§ PROBLEM TO WORK ON: Please rewrite every line of the rows as a Markdown table with the columns "No." and "Line", numbering each line and leaving out blank lines. Omit the pictures.

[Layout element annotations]
-------------------------
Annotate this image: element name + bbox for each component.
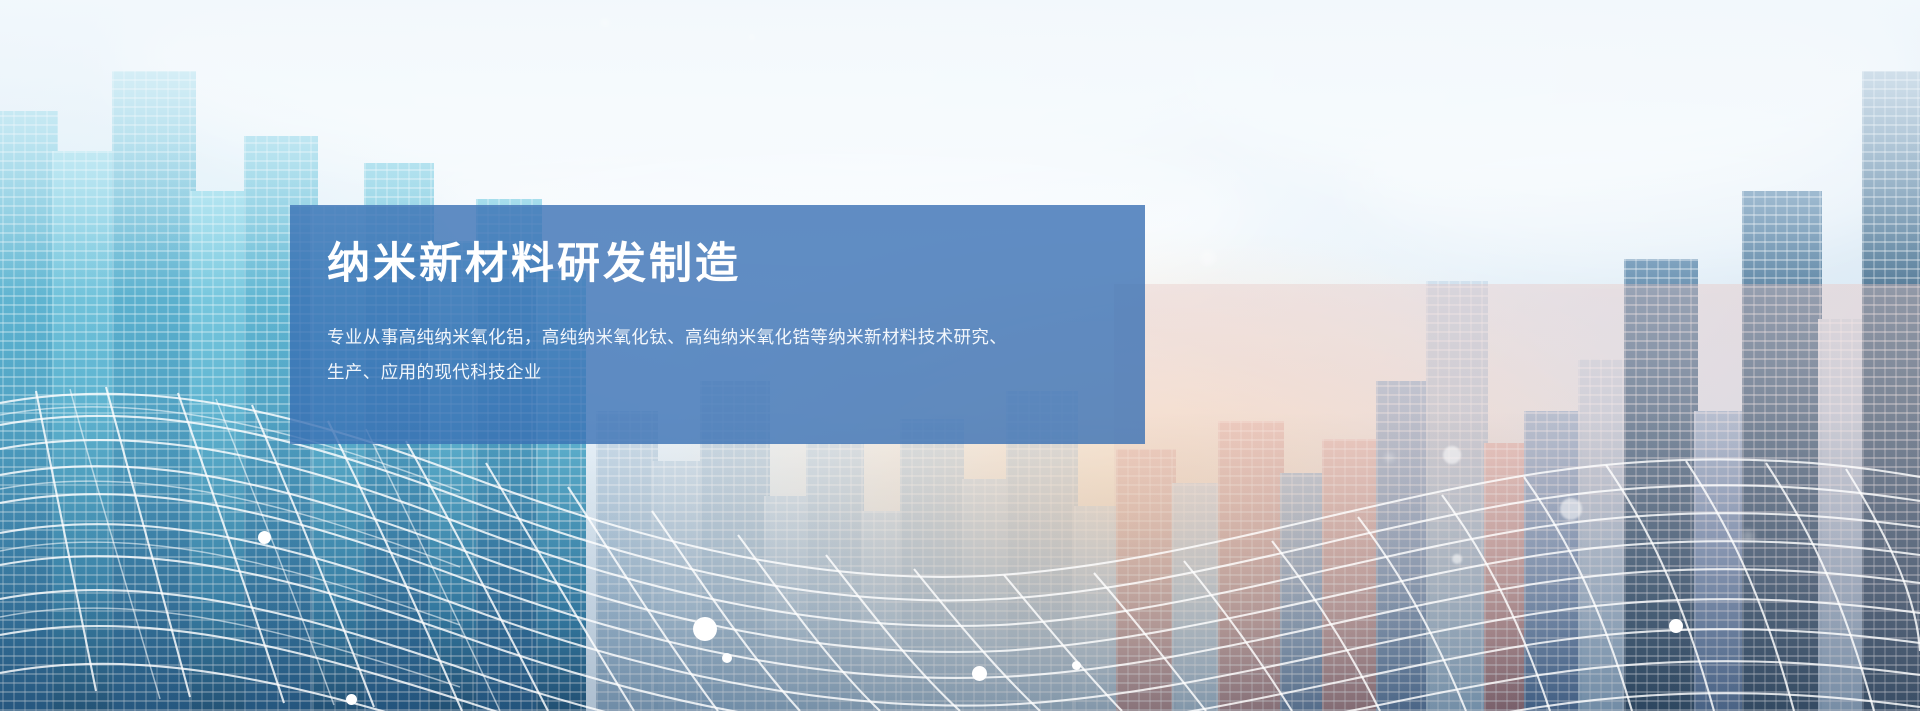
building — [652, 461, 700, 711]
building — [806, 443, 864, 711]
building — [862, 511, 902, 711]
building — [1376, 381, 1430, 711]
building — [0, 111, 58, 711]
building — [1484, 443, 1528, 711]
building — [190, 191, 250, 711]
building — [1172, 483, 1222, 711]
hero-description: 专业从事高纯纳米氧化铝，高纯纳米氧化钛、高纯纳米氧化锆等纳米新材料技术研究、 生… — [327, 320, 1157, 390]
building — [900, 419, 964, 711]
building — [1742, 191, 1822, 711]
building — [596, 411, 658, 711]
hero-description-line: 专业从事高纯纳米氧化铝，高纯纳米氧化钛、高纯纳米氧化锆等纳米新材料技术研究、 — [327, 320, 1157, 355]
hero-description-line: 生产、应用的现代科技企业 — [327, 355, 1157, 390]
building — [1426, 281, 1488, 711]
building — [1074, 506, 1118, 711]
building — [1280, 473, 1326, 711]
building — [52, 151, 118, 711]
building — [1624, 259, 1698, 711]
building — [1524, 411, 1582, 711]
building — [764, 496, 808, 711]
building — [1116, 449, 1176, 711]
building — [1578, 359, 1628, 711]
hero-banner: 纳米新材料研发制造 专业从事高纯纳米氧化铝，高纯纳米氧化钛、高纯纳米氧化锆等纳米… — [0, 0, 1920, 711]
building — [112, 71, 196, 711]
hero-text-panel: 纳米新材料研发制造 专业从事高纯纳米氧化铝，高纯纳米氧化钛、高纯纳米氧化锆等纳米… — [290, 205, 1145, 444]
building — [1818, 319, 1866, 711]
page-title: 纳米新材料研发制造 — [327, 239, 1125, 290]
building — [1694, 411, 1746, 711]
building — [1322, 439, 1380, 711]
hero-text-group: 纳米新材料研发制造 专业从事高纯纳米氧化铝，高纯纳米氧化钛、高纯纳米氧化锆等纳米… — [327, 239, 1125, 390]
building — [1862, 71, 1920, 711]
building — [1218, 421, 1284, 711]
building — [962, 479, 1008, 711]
-------------------------
§ WORKED SOLUTION:
| No. | Line |
|---|---|
| 1 | Annotate this image: element name + bbox for each component. |
| 2 | building — [652, 461, 700, 711] |
| 3 | building — [806, 443, 864, 711] |
| 4 | building — [862, 511, 902, 711] |
| 5 | building — [1376, 381, 1430, 711] |
| 6 | building — [0, 111, 58, 711] |
| 7 | building — [1484, 443, 1528, 711] |
| 8 | building — [190, 191, 250, 711] |
| 9 | building — [1172, 483, 1222, 711] |
| 10 | hero-description: 专业从事高纯纳米氧化铝，高纯纳米氧化钛、高纯纳米氧化锆等纳米新材料技术研究、 生… — [327, 320, 1157, 390] |
| 11 | building — [900, 419, 964, 711] |
| 12 | building — [1742, 191, 1822, 711] |
| 13 | building — [596, 411, 658, 711] |
| 14 | hero-description-line: 专业从事高纯纳米氧化铝，高纯纳米氧化钛、高纯纳米氧化锆等纳米新材料技术研究、 — [327, 320, 1157, 355] |
| 15 | hero-description-line: 生产、应用的现代科技企业 — [327, 355, 1157, 390] |
| 16 | building — [1426, 281, 1488, 711] |
| 17 | building — [1074, 506, 1118, 711] |
| 18 | building — [1280, 473, 1326, 711] |
| 19 | building — [52, 151, 118, 711] |
| 20 | building — [1624, 259, 1698, 711] |
| 21 | building — [1524, 411, 1582, 711] |
| 22 | building — [764, 496, 808, 711] |
| 23 | building — [1116, 449, 1176, 711] |
| 24 | building — [1578, 359, 1628, 711] |
| 25 | hero-banner: 纳米新材料研发制造 专业从事高纯纳米氧化铝，高纯纳米氧化钛、高纯纳米氧化锆等纳米… — [0, 0, 1920, 711] |
| 26 | building — [112, 71, 196, 711] |
| 27 | hero-text-panel: 纳米新材料研发制造 专业从事高纯纳米氧化铝，高纯纳米氧化钛、高纯纳米氧化锆等纳米… — [290, 205, 1145, 444] |
| 28 | building — [1818, 319, 1866, 711] |
| 29 | page-title: 纳米新材料研发制造 — [327, 239, 1125, 290] |
| 30 | building — [1694, 411, 1746, 711] |
| 31 | building — [1322, 439, 1380, 711] |
| 32 | hero-text-group: 纳米新材料研发制造 专业从事高纯纳米氧化铝，高纯纳米氧化钛、高纯纳米氧化锆等纳米… — [327, 239, 1125, 390] |
| 33 | building — [1862, 71, 1920, 711] |
| 34 | building — [1218, 421, 1284, 711] |
| 35 | building — [962, 479, 1008, 711] |